Print exactly what lies from the line with "Parse this screenshot: output" down to the line with "Extract the structured", counting both of those lines, but not the pictures.

── Records for the task ──

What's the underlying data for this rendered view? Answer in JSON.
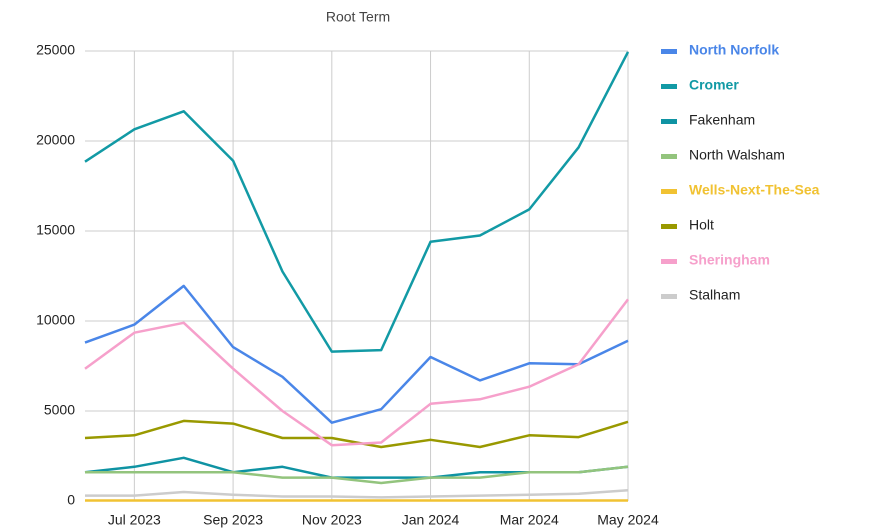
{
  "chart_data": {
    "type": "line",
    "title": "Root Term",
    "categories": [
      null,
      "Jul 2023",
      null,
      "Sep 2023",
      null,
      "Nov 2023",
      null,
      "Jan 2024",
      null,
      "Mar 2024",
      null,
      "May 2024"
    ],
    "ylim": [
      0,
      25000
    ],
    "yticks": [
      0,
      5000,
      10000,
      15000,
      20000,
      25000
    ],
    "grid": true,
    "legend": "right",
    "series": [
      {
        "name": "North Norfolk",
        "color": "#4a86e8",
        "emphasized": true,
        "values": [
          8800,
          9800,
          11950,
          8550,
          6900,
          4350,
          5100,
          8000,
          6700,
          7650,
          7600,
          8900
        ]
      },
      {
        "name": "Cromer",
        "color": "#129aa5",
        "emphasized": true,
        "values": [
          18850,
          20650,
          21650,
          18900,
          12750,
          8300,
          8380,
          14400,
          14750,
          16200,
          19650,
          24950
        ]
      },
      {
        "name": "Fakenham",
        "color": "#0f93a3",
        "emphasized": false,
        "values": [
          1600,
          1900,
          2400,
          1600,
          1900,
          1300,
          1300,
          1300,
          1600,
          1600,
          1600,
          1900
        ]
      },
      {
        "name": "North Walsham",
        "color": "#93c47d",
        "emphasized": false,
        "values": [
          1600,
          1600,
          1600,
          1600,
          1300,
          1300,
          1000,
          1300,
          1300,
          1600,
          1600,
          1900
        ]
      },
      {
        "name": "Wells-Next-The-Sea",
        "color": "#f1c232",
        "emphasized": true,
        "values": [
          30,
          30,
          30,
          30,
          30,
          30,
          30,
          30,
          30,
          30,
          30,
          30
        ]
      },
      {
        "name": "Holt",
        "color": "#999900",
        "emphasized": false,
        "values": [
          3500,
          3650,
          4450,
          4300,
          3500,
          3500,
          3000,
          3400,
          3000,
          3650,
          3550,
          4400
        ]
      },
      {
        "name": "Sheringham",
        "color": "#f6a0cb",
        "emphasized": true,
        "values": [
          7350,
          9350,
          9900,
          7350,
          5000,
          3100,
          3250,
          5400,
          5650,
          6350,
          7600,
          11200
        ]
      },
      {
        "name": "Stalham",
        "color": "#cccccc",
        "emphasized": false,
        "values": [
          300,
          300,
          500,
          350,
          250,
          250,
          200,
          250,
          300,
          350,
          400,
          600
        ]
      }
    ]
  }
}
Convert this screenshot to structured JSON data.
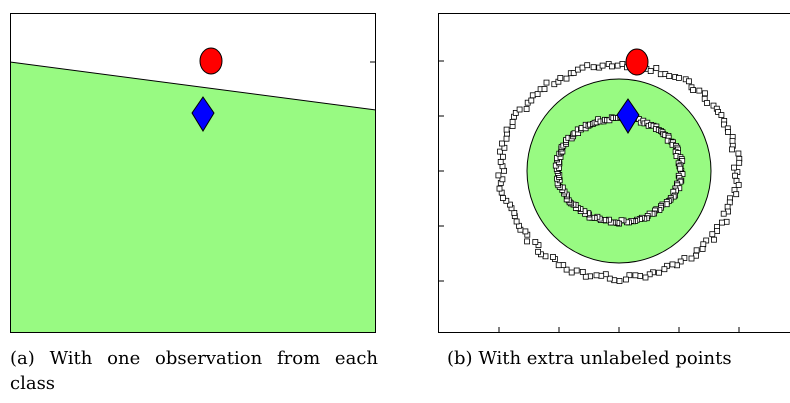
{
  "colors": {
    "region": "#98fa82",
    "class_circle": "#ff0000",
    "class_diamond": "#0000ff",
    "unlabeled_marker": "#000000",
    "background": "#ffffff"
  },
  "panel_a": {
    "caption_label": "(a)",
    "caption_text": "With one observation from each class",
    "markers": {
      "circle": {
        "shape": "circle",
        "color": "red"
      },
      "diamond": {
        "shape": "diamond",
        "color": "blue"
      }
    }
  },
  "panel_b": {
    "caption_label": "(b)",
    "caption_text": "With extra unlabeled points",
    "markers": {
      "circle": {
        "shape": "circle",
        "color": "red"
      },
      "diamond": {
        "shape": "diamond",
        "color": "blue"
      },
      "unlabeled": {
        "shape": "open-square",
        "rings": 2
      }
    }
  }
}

───
── Records for the task ──

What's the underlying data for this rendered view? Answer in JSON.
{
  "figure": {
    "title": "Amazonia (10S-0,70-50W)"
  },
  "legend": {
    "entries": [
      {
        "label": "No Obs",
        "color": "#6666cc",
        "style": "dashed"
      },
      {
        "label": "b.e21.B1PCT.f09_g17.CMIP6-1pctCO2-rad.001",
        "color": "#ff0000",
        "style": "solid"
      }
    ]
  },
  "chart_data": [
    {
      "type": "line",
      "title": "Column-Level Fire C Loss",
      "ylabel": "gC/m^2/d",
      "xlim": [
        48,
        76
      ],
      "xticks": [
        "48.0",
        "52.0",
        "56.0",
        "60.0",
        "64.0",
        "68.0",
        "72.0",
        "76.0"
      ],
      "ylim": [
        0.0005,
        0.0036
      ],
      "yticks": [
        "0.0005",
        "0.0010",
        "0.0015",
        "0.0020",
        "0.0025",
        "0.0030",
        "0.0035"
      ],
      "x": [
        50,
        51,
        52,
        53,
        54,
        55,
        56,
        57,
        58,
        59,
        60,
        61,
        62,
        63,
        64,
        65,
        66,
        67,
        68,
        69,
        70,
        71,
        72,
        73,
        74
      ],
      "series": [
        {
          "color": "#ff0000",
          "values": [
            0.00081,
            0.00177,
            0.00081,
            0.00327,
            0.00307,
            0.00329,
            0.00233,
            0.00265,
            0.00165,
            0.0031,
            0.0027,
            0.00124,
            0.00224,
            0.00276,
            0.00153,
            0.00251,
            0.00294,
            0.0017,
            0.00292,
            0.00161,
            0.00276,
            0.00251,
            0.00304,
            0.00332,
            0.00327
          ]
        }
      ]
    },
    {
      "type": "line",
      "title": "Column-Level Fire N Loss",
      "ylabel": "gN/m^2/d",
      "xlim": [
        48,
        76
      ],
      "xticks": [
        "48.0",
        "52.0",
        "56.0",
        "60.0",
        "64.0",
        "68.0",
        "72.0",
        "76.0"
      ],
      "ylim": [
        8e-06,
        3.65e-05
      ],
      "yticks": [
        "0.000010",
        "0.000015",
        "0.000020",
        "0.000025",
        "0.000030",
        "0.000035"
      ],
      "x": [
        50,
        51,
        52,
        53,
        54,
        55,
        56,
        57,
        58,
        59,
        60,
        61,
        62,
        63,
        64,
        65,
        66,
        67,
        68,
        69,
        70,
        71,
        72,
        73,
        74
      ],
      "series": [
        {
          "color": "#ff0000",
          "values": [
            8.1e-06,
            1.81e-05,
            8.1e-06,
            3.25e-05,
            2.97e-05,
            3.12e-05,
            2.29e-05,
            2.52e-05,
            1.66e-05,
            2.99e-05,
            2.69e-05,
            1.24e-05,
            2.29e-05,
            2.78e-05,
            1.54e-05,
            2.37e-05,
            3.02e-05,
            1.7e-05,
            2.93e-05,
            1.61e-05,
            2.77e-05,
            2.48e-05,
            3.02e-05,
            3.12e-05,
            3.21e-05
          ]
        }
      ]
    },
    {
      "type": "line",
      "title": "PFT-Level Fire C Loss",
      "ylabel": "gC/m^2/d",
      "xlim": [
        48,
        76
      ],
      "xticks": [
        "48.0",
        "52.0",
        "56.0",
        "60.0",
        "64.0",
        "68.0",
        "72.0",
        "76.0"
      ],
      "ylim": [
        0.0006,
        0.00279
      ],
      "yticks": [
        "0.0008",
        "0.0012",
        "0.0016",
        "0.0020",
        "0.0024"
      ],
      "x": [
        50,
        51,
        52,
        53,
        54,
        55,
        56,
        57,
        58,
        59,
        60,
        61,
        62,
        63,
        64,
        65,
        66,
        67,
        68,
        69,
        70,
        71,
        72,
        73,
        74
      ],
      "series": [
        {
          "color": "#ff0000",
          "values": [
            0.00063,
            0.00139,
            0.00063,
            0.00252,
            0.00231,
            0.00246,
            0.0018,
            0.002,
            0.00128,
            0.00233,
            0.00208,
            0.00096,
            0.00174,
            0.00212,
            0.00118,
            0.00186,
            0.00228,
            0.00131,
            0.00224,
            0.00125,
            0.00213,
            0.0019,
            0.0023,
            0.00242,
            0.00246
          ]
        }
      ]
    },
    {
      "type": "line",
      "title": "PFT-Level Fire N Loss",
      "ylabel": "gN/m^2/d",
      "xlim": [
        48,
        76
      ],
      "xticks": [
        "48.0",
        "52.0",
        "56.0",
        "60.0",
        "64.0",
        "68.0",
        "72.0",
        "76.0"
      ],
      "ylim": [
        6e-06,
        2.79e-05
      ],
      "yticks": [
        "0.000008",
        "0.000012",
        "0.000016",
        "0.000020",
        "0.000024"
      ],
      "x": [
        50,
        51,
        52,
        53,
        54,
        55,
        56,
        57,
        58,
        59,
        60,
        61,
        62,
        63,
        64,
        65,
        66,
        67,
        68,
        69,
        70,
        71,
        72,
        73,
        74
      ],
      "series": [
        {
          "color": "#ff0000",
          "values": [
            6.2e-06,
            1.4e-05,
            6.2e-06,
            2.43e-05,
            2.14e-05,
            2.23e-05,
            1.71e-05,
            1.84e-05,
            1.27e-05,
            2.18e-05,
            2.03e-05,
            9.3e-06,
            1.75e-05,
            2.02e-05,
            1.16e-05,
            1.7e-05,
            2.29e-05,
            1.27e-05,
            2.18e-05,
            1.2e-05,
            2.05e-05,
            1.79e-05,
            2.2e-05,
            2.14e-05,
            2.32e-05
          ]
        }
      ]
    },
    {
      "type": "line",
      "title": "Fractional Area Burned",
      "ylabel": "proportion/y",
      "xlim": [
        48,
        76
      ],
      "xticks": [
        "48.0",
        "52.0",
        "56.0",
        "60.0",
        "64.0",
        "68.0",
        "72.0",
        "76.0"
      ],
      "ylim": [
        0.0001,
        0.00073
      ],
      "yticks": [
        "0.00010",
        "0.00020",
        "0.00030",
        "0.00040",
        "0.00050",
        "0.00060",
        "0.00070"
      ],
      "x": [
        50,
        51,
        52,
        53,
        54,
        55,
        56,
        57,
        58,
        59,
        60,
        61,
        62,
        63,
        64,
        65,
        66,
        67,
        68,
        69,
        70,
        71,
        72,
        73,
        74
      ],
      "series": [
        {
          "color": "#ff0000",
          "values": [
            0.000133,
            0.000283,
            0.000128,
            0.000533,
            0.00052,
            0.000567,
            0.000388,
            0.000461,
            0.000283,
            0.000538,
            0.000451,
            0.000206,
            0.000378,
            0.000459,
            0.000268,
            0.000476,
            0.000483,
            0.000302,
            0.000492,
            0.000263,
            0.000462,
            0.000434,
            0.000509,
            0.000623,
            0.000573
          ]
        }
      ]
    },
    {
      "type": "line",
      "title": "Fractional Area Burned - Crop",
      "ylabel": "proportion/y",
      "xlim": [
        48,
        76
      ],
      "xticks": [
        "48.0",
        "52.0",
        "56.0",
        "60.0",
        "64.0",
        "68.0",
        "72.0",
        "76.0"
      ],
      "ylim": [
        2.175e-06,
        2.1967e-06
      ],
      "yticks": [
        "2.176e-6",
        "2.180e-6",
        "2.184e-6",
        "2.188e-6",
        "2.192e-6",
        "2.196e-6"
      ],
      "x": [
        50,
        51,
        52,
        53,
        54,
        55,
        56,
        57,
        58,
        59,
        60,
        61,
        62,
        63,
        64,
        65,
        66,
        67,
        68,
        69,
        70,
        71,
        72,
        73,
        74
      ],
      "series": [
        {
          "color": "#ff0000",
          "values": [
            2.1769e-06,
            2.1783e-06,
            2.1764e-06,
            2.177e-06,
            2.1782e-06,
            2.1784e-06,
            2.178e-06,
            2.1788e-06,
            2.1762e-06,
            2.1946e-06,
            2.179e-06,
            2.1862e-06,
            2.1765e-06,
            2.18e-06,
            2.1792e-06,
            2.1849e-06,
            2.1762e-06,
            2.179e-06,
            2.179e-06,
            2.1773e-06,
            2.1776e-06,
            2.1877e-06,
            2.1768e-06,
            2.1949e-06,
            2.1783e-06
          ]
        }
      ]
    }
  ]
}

───
── Records for the task ──

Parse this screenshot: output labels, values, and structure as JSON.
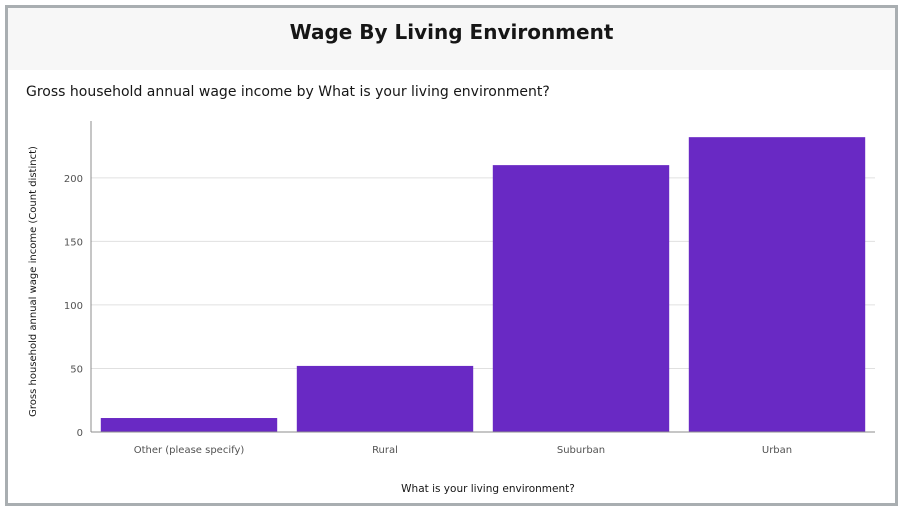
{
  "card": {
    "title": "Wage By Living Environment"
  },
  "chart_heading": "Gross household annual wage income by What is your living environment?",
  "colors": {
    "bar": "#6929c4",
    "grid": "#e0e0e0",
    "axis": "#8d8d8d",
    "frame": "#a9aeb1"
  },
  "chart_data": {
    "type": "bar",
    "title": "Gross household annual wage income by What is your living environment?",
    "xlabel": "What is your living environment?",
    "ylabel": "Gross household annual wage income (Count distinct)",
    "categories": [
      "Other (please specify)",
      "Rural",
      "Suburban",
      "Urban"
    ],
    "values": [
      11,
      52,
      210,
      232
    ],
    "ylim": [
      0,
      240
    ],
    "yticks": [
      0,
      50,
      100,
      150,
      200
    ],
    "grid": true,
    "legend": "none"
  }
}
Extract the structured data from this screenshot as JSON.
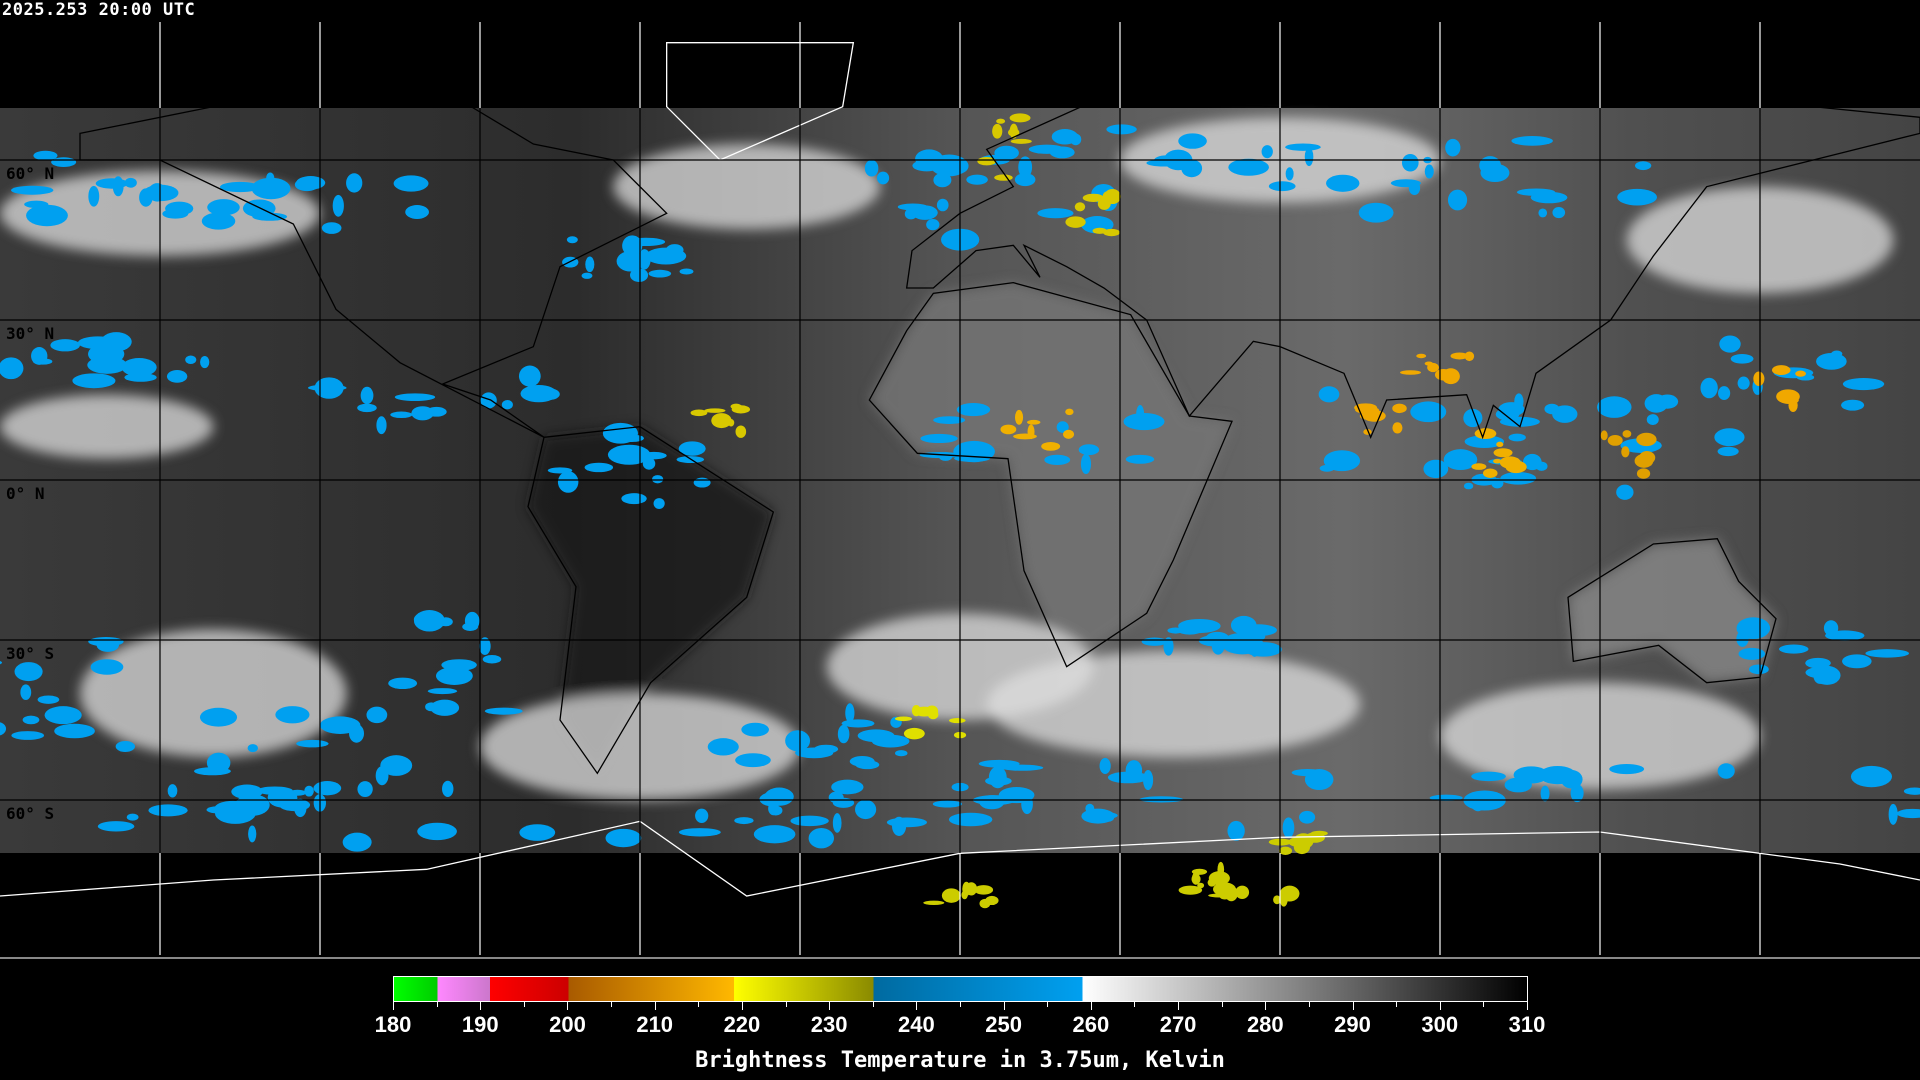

───

### Response to this exercise
Parse this screenshot: output labels, values, and structure as JSON.
{
  "card": {
    "title": "Wage By Living Environment"
  },
  "chart_heading": "Gross household annual wage income by What is your living environment?",
  "colors": {
    "bar": "#6929c4",
    "grid": "#e0e0e0",
    "axis": "#8d8d8d",
    "frame": "#a9aeb1"
  },
  "chart_data": {
    "type": "bar",
    "title": "Gross household annual wage income by What is your living environment?",
    "xlabel": "What is your living environment?",
    "ylabel": "Gross household annual wage income (Count distinct)",
    "categories": [
      "Other (please specify)",
      "Rural",
      "Suburban",
      "Urban"
    ],
    "values": [
      11,
      52,
      210,
      232
    ],
    "ylim": [
      0,
      240
    ],
    "yticks": [
      0,
      50,
      100,
      150,
      200
    ],
    "grid": true,
    "legend": "none"
  }
}
Extract the structured data from this screenshot as JSON.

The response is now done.